» **EXERCISE INSTRUCTIONS**:
A partial copy is required: transcribe exactly the lines from the one containing "Transcribe the text in this document." through the last line below, without any pictures.

>> START DATASET CONTENT

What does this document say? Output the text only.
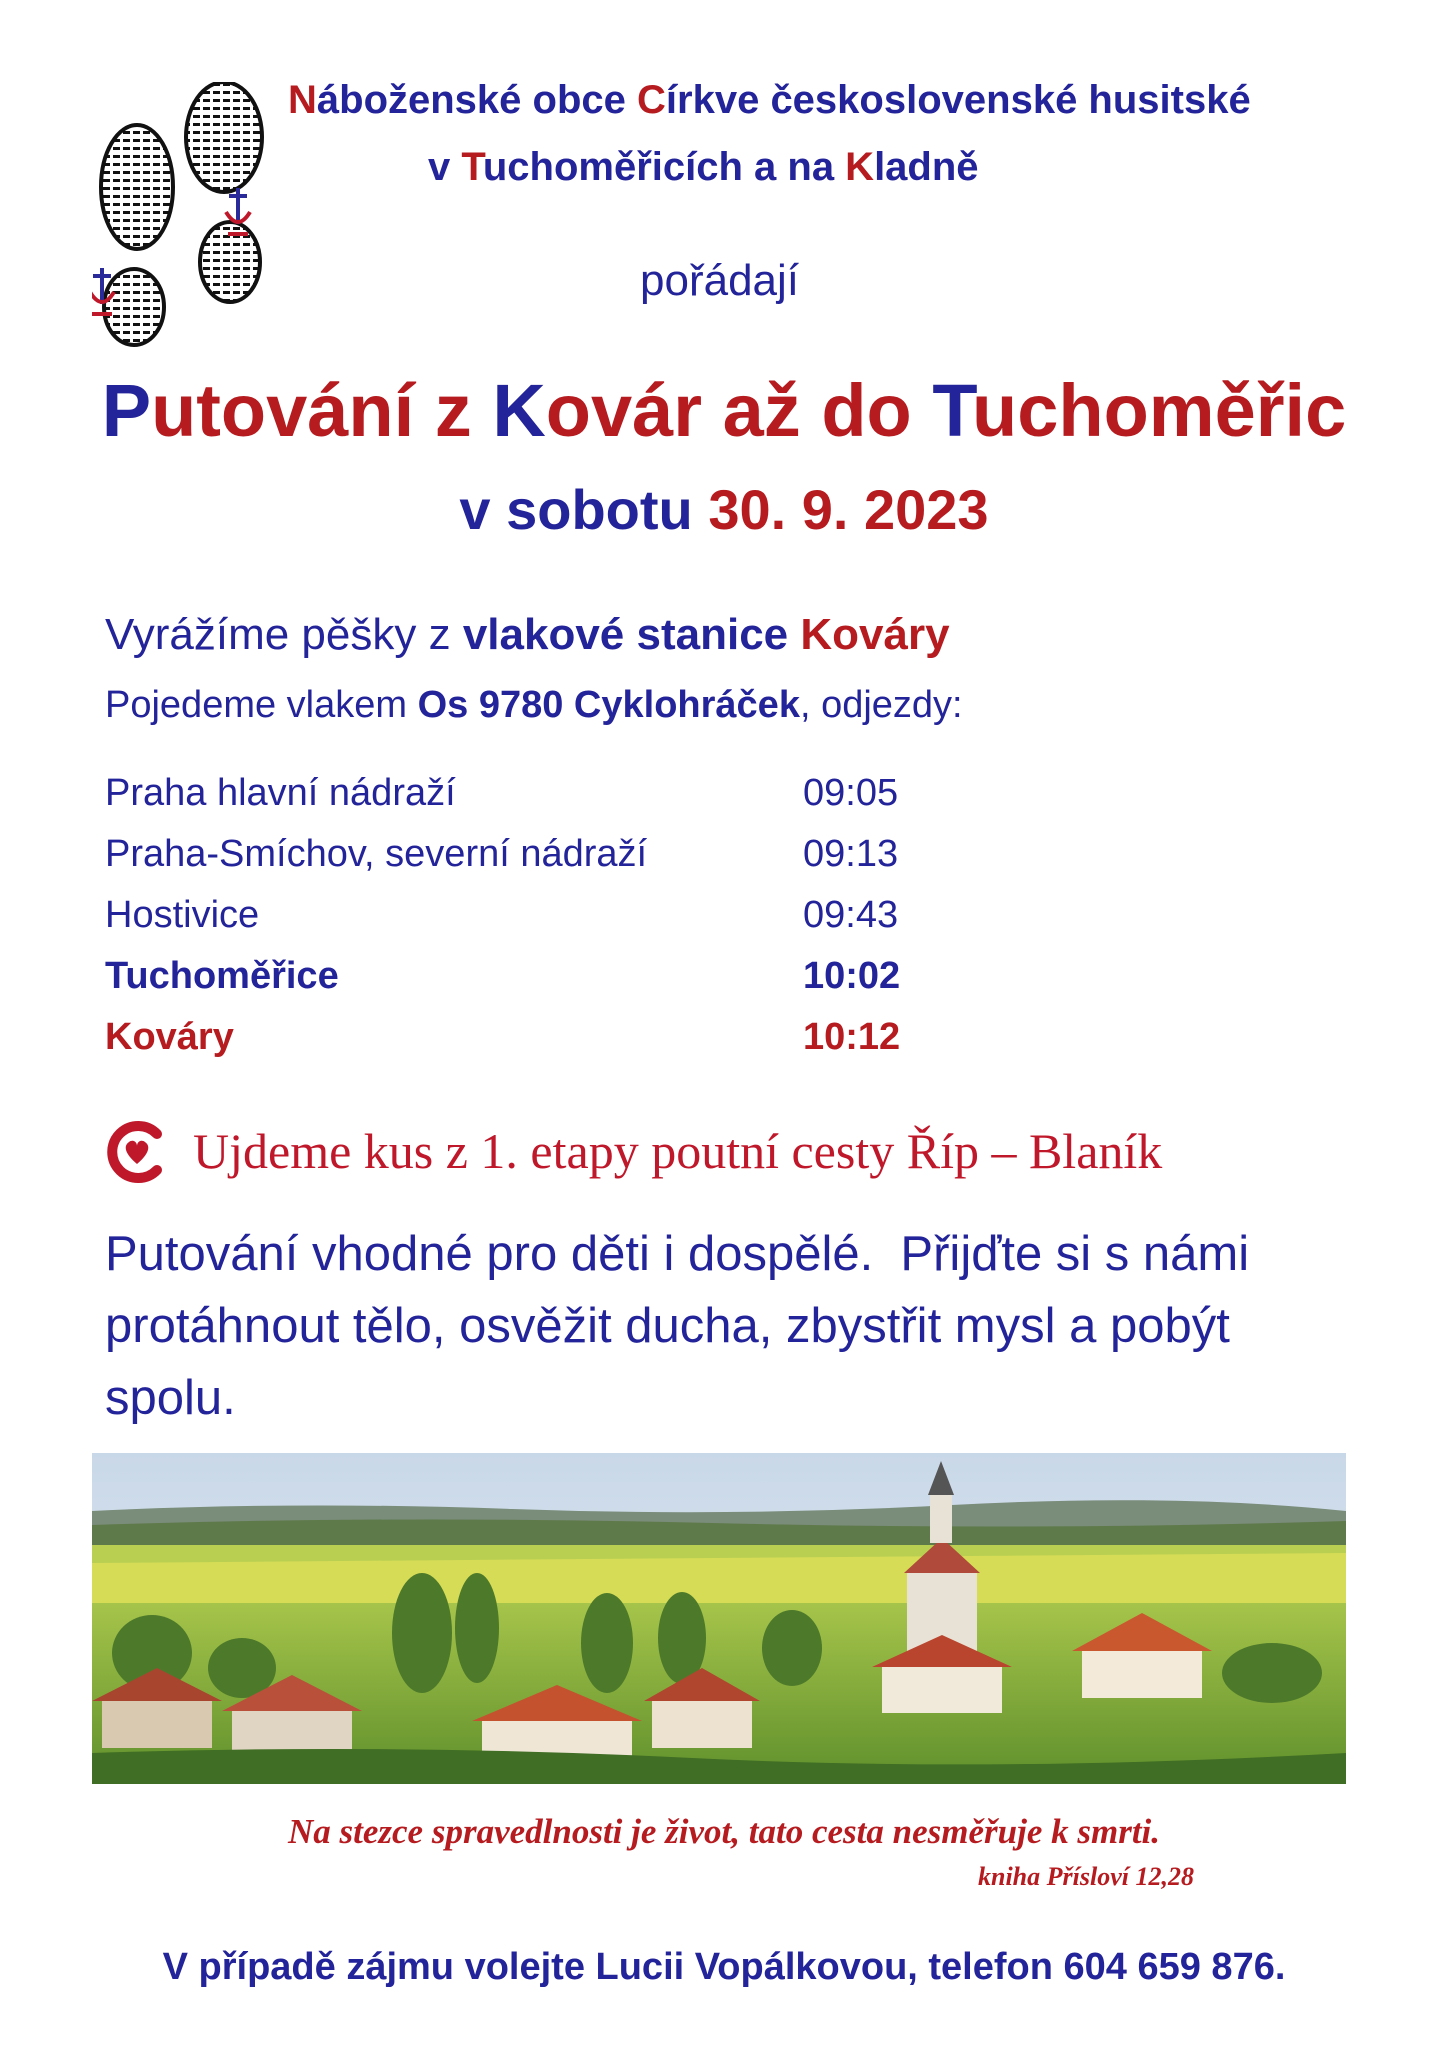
Náboženské obce Církve československé husitské
v Tuchoměřicích a na Kladně
pořádají
Putování z Kovár až do Tuchoměřic
v sobotu 30. 9. 2023
Vyrážíme pěšky z vlakové stanice Kováry
Pojedeme vlakem Os 9780 Cyklohráček, odjezdy:
Praha hlavní nádraží	09:05
Praha-Smíchov, severní nádraží	09:13
Hostivice	09:43
Tuchoměřice	10:02
Kováry	10:12
Ujdeme kus z 1. etapy poutní cesty Říp – Blaník
Putování vhodné pro děti i dospělé.  Přijďte si s námi
protáhnout tělo, osvěžit ducha, zbystřit mysl a pobýt
spolu.
Na stezce spravedlnosti je život, tato cesta nesměřuje k smrti.
kniha Přísloví 12,28
V případě zájmu volejte Lucii Vopálkovou, telefon 604 659 876.
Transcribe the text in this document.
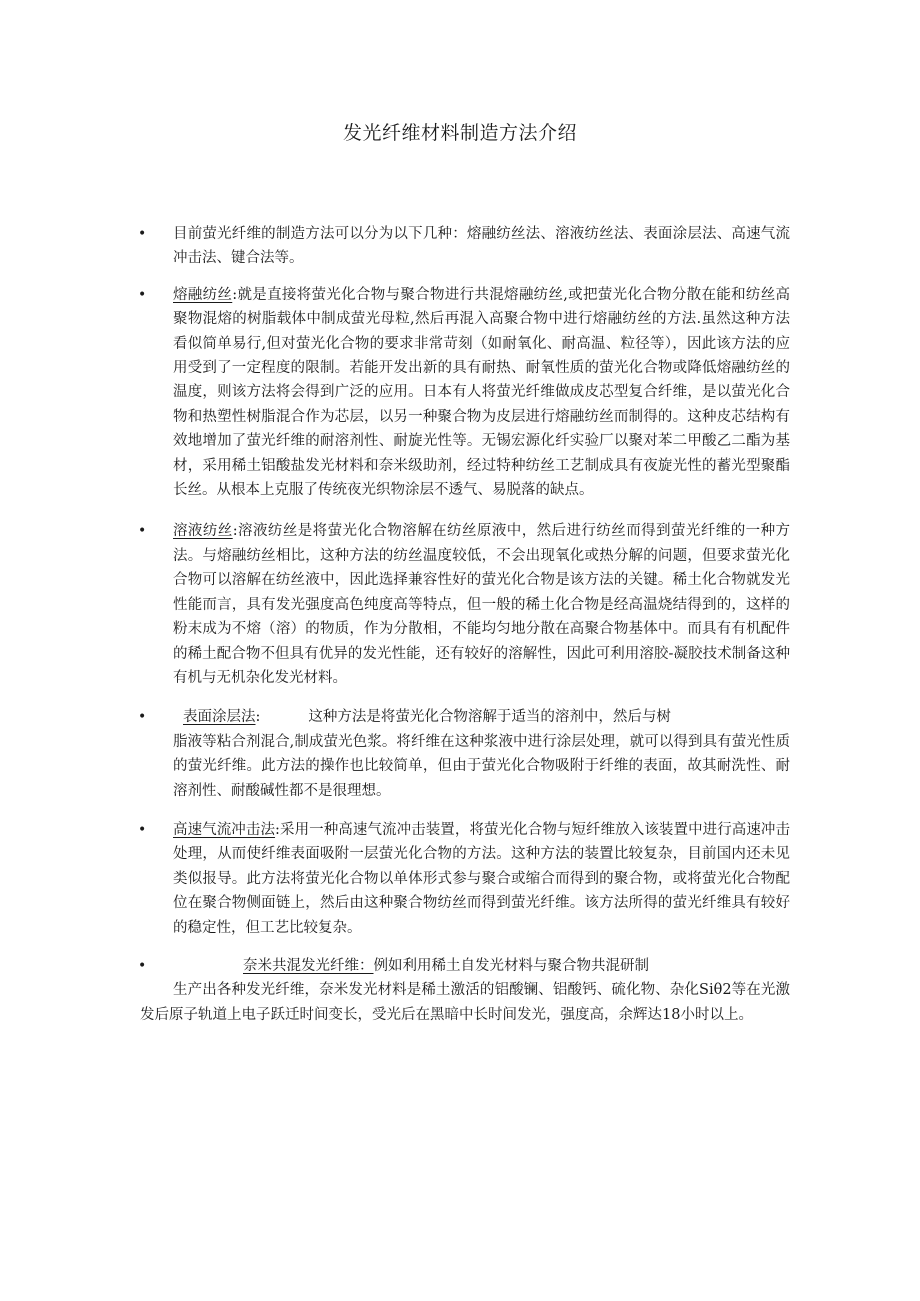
发光纤维材料制造方法介绍
• 目前萤光纤维的制造方法可以分为以下几种：熔融纺丝法、溶液纺丝法、表面涂层法、高速气流冲击法、键合法等。
• 熔融纺丝:就是直接将萤光化合物与聚合物进行共混熔融纺丝,或把萤光化合物分散在能和纺丝高聚物混熔的树脂载体中制成萤光母粒,然后再混入高聚合物中进行熔融纺丝的方法.虽然这种方法看似简单易行,但对萤光化合物的要求非常苛刻（如耐氧化、耐高温、粒径等），因此该方法的应用受到了一定程度的限制。若能开发出新的具有耐热、耐氧性质的萤光化合物或降低熔融纺丝的温度，则该方法将会得到广泛的应用。日本有人将萤光纤维做成皮芯型复合纤维，是以萤光化合物和热塑性树脂混合作为芯层，以另一种聚合物为皮层进行熔融纺丝而制得的。这种皮芯结构有效地增加了萤光纤维的耐溶剂性、耐旋光性等。无锡宏源化纤实验厂以聚对苯二甲酸乙二酯为基材，采用稀土铝酸盐发光材料和奈米级助剂，经过特种纺丝工艺制成具有夜旋光性的蓄光型聚酯长丝。从根本上克服了传统夜光织物涂层不透气、易脱落的缺点。
• 溶液纺丝:溶液纺丝是将萤光化合物溶解在纺丝原液中，然后进行纺丝而得到萤光纤维的一种方法。与熔融纺丝相比，这种方法的纺丝温度较低，不会出现氧化或热分解的问题，但要求萤光化合物可以溶解在纺丝液中，因此选择兼容性好的萤光化合物是该方法的关键。稀土化合物就发光性能而言，具有发光强度高色纯度高等特点，但一般的稀土化合物是经高温烧结得到的，这样的粉末成为不熔（溶）的物质，作为分散相，不能均匀地分散在高聚合物基体中。而具有有机配件的稀土配合物不但具有优异的发光性能，还有较好的溶解性，因此可利用溶胶-凝胶技术制备这种有机与无机杂化发光材料。
•	表面涂层法:	这种方法是将萤光化合物溶解于适当的溶剂中，然后与树
脂液等粘合剂混合,制成萤光色浆。将纤维在这种浆液中进行涂层处理，就可以得到具有萤光性质的萤光纤维。此方法的操作也比较简单，但由于萤光化合物吸附于纤维的表面，故其耐洗性、耐溶剂性、耐酸碱性都不是很理想。
• 高速气流冲击法:采用一种高速气流冲击装置，将萤光化合物与短纤维放入该装置中进行高速冲击处理，从而使纤维表面吸附一层萤光化合物的方法。这种方法的装置比较复杂，目前国内还未见类似报导。此方法将萤光化合物以单体形式参与聚合或缩合而得到的聚合物，或将萤光化合物配位在聚合物侧面链上，然后由这种聚合物纺丝而得到萤光纤维。该方法所得的萤光纤维具有较好的稳定性，但工艺比较复杂。
•	奈米共混发光纤维：例如利用稀土自发光材料与聚合物共混研制
生产出各种发光纤维，奈米发光材料是稀土激活的铝酸镧、铝酸钙、硫化物、杂化Siθ2等在光激发后原子轨道上电子跃迁时间变长，受光后在黑暗中长时间发光，强度高，余辉达18小时以上。
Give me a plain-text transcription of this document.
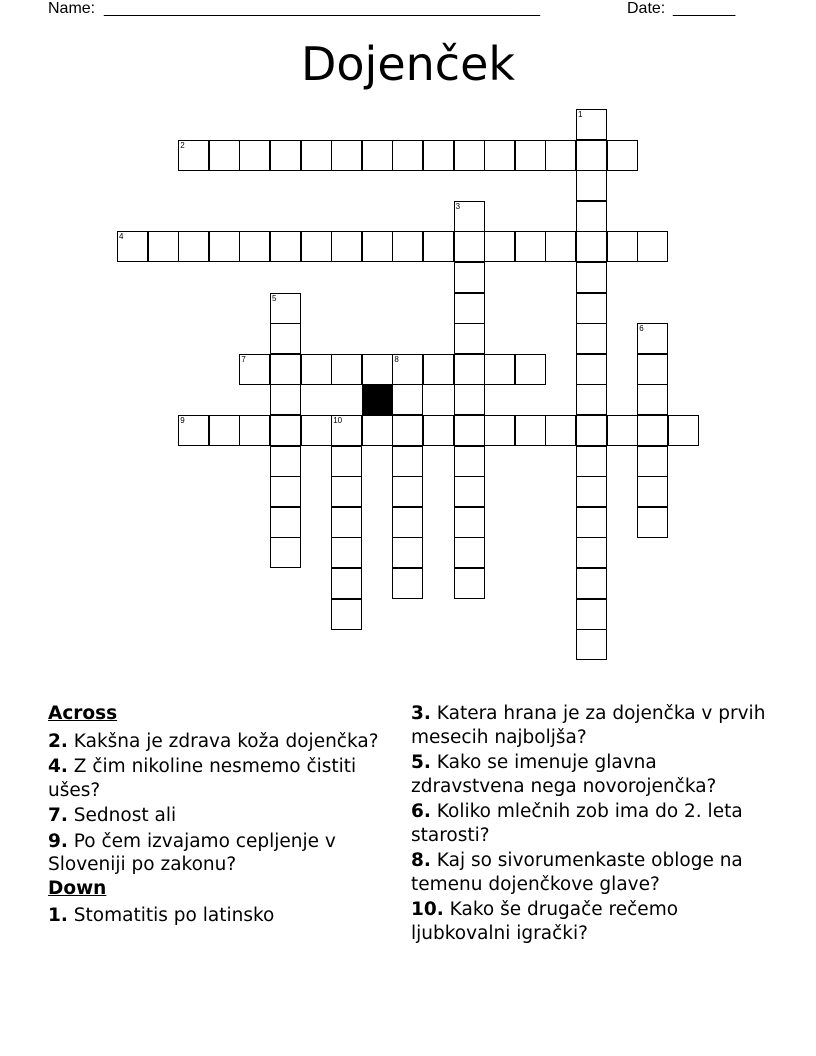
Name: _________________________________________________	Date: _______
Dojenček
1
2
3
4
5
6
7	8
9	10
Across
2. Kakšna je zdrava koža dojenčka?
4. Z čim nikoline nesmemo čistiti ušes?
7. Sednost ali
9. Po čem izvajamo cepljenje v Sloveniji po zakonu?
Down
1. Stomatitis po latinsko
3. Katera hrana je za dojenčka v prvih mesecih najboljša?
5. Kako se imenuje glavna zdravstvena nega novorojenčka?
6. Koliko mlečnih zob ima do 2. leta starosti?
8. Kaj so sivorumenkaste obloge na temenu dojenčkove glave?
10. Kako še drugače rečemo ljubkovalni igrački?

>> END DATASET CONTENT

» **FINAL RESULT**:
Transcribe the text in this document.
发光纤维材料制造方法介绍
• 目前萤光纤维的制造方法可以分为以下几种：熔融纺丝法、溶液纺丝法、表面涂层法、高速气流冲击法、键合法等。
• 熔融纺丝:就是直接将萤光化合物与聚合物进行共混熔融纺丝,或把萤光化合物分散在能和纺丝高聚物混熔的树脂载体中制成萤光母粒,然后再混入高聚合物中进行熔融纺丝的方法.虽然这种方法看似简单易行,但对萤光化合物的要求非常苛刻（如耐氧化、耐高温、粒径等），因此该方法的应用受到了一定程度的限制。若能开发出新的具有耐热、耐氧性质的萤光化合物或降低熔融纺丝的温度，则该方法将会得到广泛的应用。日本有人将萤光纤维做成皮芯型复合纤维，是以萤光化合物和热塑性树脂混合作为芯层，以另一种聚合物为皮层进行熔融纺丝而制得的。这种皮芯结构有效地增加了萤光纤维的耐溶剂性、耐旋光性等。无锡宏源化纤实验厂以聚对苯二甲酸乙二酯为基材，采用稀土铝酸盐发光材料和奈米级助剂，经过特种纺丝工艺制成具有夜旋光性的蓄光型聚酯长丝。从根本上克服了传统夜光织物涂层不透气、易脱落的缺点。
• 溶液纺丝:溶液纺丝是将萤光化合物溶解在纺丝原液中，然后进行纺丝而得到萤光纤维的一种方法。与熔融纺丝相比，这种方法的纺丝温度较低，不会出现氧化或热分解的问题，但要求萤光化合物可以溶解在纺丝液中，因此选择兼容性好的萤光化合物是该方法的关键。稀土化合物就发光性能而言，具有发光强度高色纯度高等特点，但一般的稀土化合物是经高温烧结得到的，这样的粉末成为不熔（溶）的物质，作为分散相，不能均匀地分散在高聚合物基体中。而具有有机配件的稀土配合物不但具有优异的发光性能，还有较好的溶解性，因此可利用溶胶-凝胶技术制备这种有机与无机杂化发光材料。
•	表面涂层法:	这种方法是将萤光化合物溶解于适当的溶剂中，然后与树
脂液等粘合剂混合,制成萤光色浆。将纤维在这种浆液中进行涂层处理，就可以得到具有萤光性质的萤光纤维。此方法的操作也比较简单，但由于萤光化合物吸附于纤维的表面，故其耐洗性、耐溶剂性、耐酸碱性都不是很理想。
• 高速气流冲击法:采用一种高速气流冲击装置，将萤光化合物与短纤维放入该装置中进行高速冲击处理，从而使纤维表面吸附一层萤光化合物的方法。这种方法的装置比较复杂，目前国内还未见类似报导。此方法将萤光化合物以单体形式参与聚合或缩合而得到的聚合物，或将萤光化合物配位在聚合物侧面链上，然后由这种聚合物纺丝而得到萤光纤维。该方法所得的萤光纤维具有较好的稳定性，但工艺比较复杂。
•	奈米共混发光纤维：例如利用稀土自发光材料与聚合物共混研制
生产出各种发光纤维，奈米发光材料是稀土激活的铝酸镧、铝酸钙、硫化物、杂化Siθ2等在光激发后原子轨道上电子跃迁时间变长，受光后在黑暗中长时间发光，强度高，余辉达18小时以上。
Give me a plain-text transcription of this document.
Name: _________________________________________________	Date: _______
Dojenček
1
2
3
4
5
6
7	8
9	10
Across
2. Kakšna je zdrava koža dojenčka?
4. Z čim nikoline nesmemo čistiti ušes?
7. Sednost ali
9. Po čem izvajamo cepljenje v Sloveniji po zakonu?
Down
1. Stomatitis po latinsko
3. Katera hrana je za dojenčka v prvih mesecih najboljša?
5. Kako se imenuje glavna zdravstvena nega novorojenčka?
6. Koliko mlečnih zob ima do 2. leta starosti?
8. Kaj so sivorumenkaste obloge na temenu dojenčkove glave?
10. Kako še drugače rečemo ljubkovalni igrački?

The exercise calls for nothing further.